* **DATASET CONTENT**:
Start
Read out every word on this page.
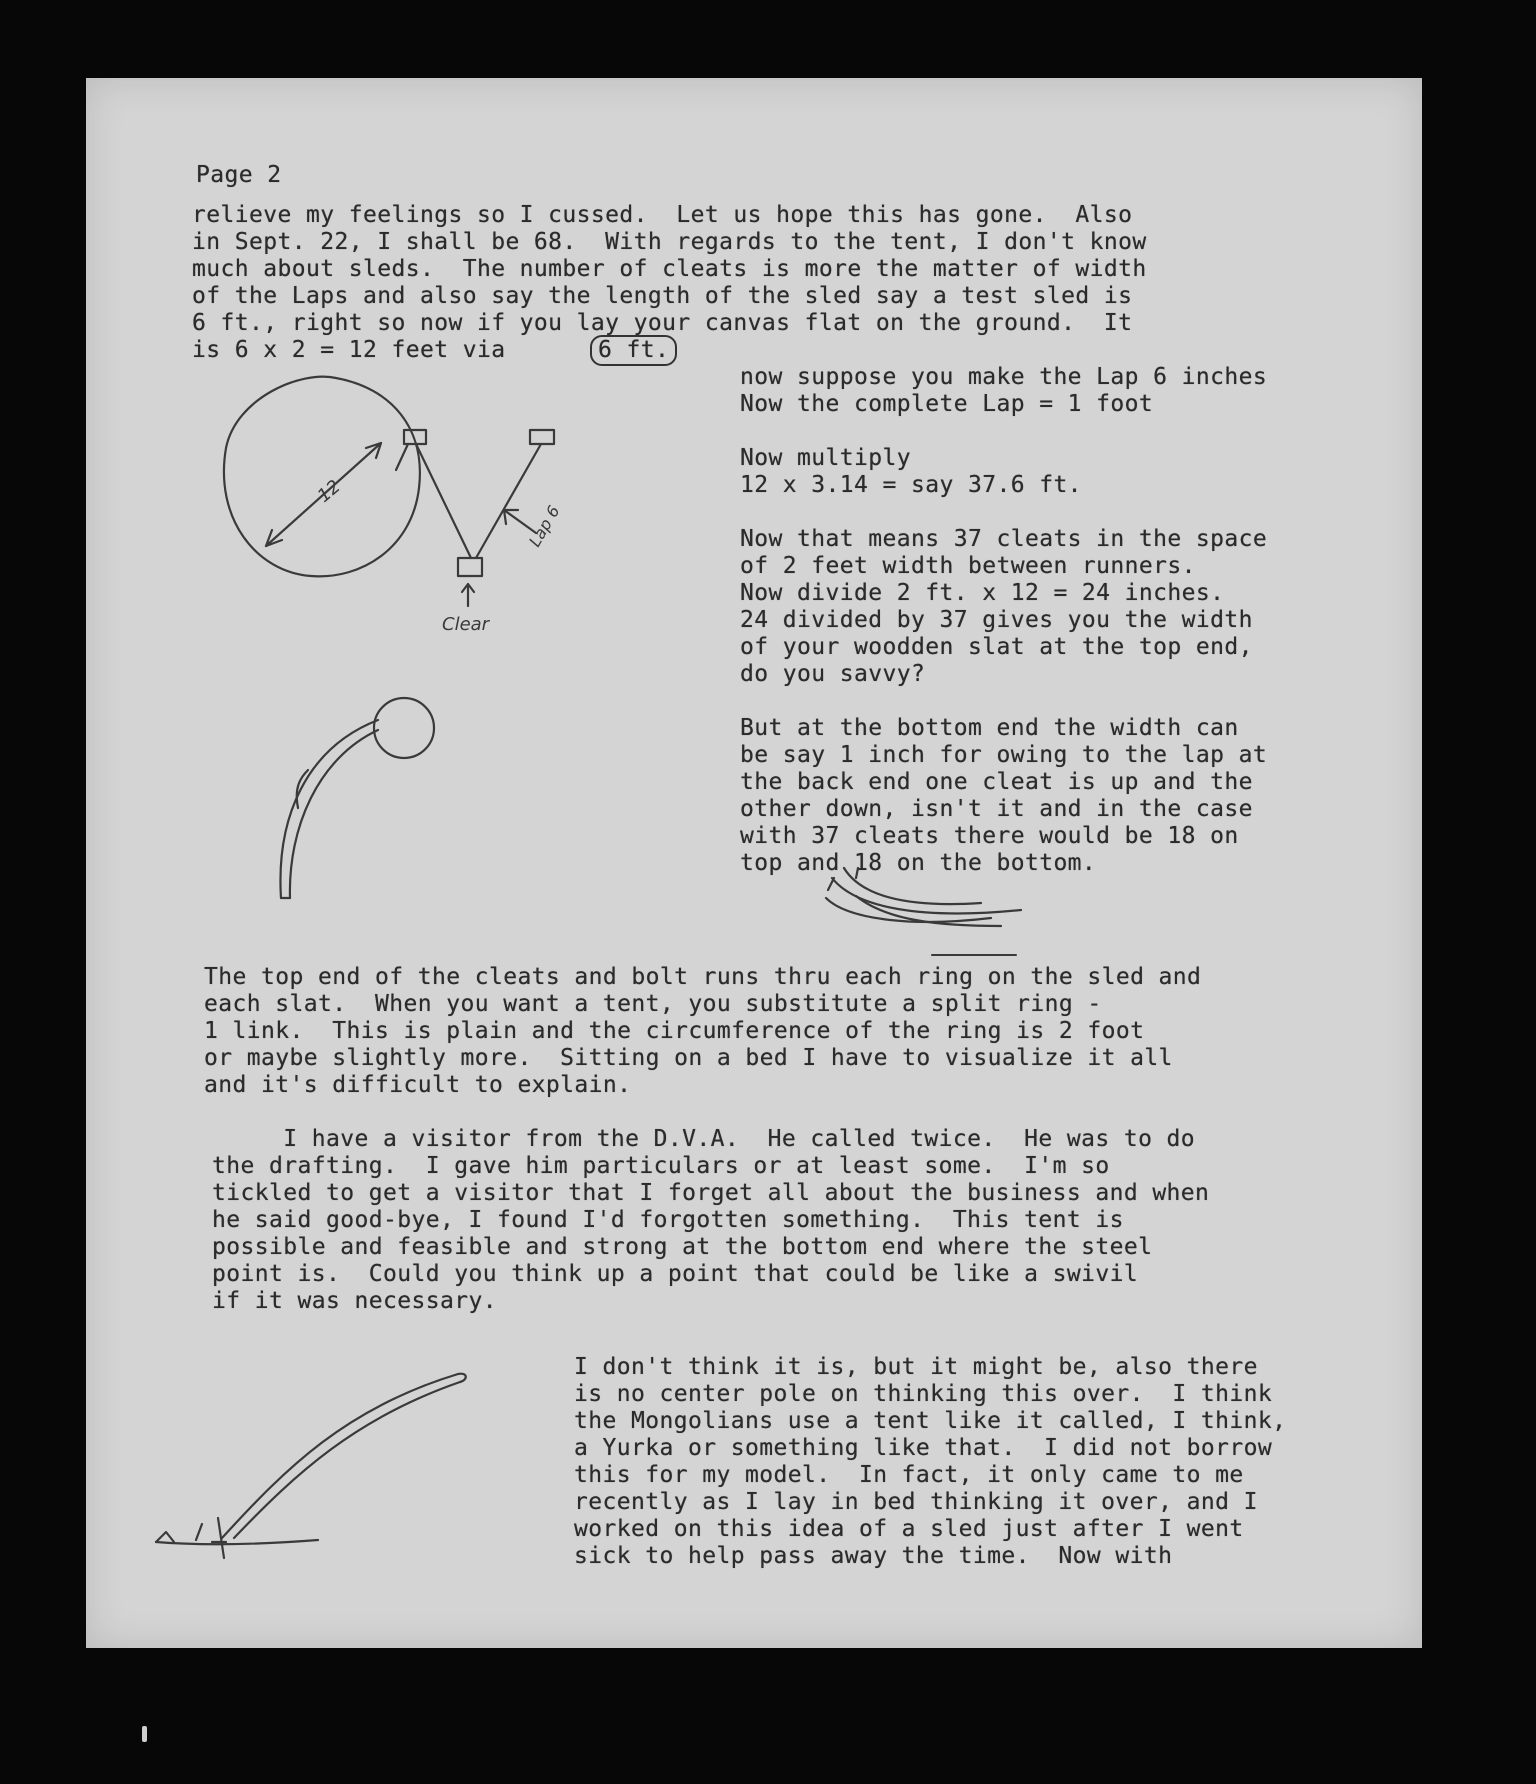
Page 2
relieve my feelings so I cussed.  Let us hope this has gone.  Also
in Sept. 22, I shall be 68.  With regards to the tent, I don't know
much about sleds.  The number of cleats is more the matter of width
of the Laps and also say the length of the sled say a test sled is
6 ft., right so now if you lay your canvas flat on the ground.  It
is 6 x 2 = 12 feet via	6 ft.
now suppose you make the Lap 6 inches
Now the complete Lap = 1 foot
Now multiply
12 x 3.14 = say 37.6 ft.
Now that means 37 cleats in the space
of 2 feet width between runners.
Now divide 2 ft. x 12 = 24 inches.
24 divided by 37 gives you the width
of your woodden slat at the top end,
do you savvy?
But at the bottom end the width can
be say 1 inch for owing to the lap at
the back end one cleat is up and the
other down, isn't it and in the case
with 37 cleats there would be 18 on
top and 18 on the bottom.
The top end of the cleats and bolt runs thru each ring on the sled and
each slat.  When you want a tent, you substitute a split ring -
1 link.  This is plain and the circumference of the ring is 2 foot
or maybe slightly more.  Sitting on a bed I have to visualize it all
and it's difficult to explain.
I have a visitor from the D.V.A.  He called twice.  He was to do
the drafting.  I gave him particulars or at least some.  I'm so
tickled to get a visitor that I forget all about the business and when
he said good-bye, I found I'd forgotten something.  This tent is
possible and feasible and strong at the bottom end where the steel
point is.  Could you think up a point that could be like a swivil
if it was necessary.
I don't think it is, but it might be, also there
is no center pole on thinking this over.  I think
the Mongolians use a tent like it called, I think,
a Yurka or something like that.  I did not borrow
this for my model.  In fact, it only came to me
recently as I lay in bed thinking it over, and I
worked on this idea of a sled just after I went
sick to help pass away the time.  Now with
12
Lap 6
Clear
End
* **WHAT IS BEING ASKED**:
Transcribe each line above verbatim, with the pictures left out.

* **FINAL ANSWER**:
Read out every word on this page.
Page 2
relieve my feelings so I cussed.  Let us hope this has gone.  Also
in Sept. 22, I shall be 68.  With regards to the tent, I don't know
much about sleds.  The number of cleats is more the matter of width
of the Laps and also say the length of the sled say a test sled is
6 ft., right so now if you lay your canvas flat on the ground.  It
is 6 x 2 = 12 feet via	6 ft.
now suppose you make the Lap 6 inches
Now the complete Lap = 1 foot
Now multiply
12 x 3.14 = say 37.6 ft.
Now that means 37 cleats in the space
of 2 feet width between runners.
Now divide 2 ft. x 12 = 24 inches.
24 divided by 37 gives you the width
of your woodden slat at the top end,
do you savvy?
But at the bottom end the width can
be say 1 inch for owing to the lap at
the back end one cleat is up and the
other down, isn't it and in the case
with 37 cleats there would be 18 on
top and 18 on the bottom.
The top end of the cleats and bolt runs thru each ring on the sled and
each slat.  When you want a tent, you substitute a split ring -
1 link.  This is plain and the circumference of the ring is 2 foot
or maybe slightly more.  Sitting on a bed I have to visualize it all
and it's difficult to explain.
I have a visitor from the D.V.A.  He called twice.  He was to do
the drafting.  I gave him particulars or at least some.  I'm so
tickled to get a visitor that I forget all about the business and when
he said good-bye, I found I'd forgotten something.  This tent is
possible and feasible and strong at the bottom end where the steel
point is.  Could you think up a point that could be like a swivil
if it was necessary.
I don't think it is, but it might be, also there
is no center pole on thinking this over.  I think
the Mongolians use a tent like it called, I think,
a Yurka or something like that.  I did not borrow
this for my model.  In fact, it only came to me
recently as I lay in bed thinking it over, and I
worked on this idea of a sled just after I went
sick to help pass away the time.  Now with
12
Lap 6
Clear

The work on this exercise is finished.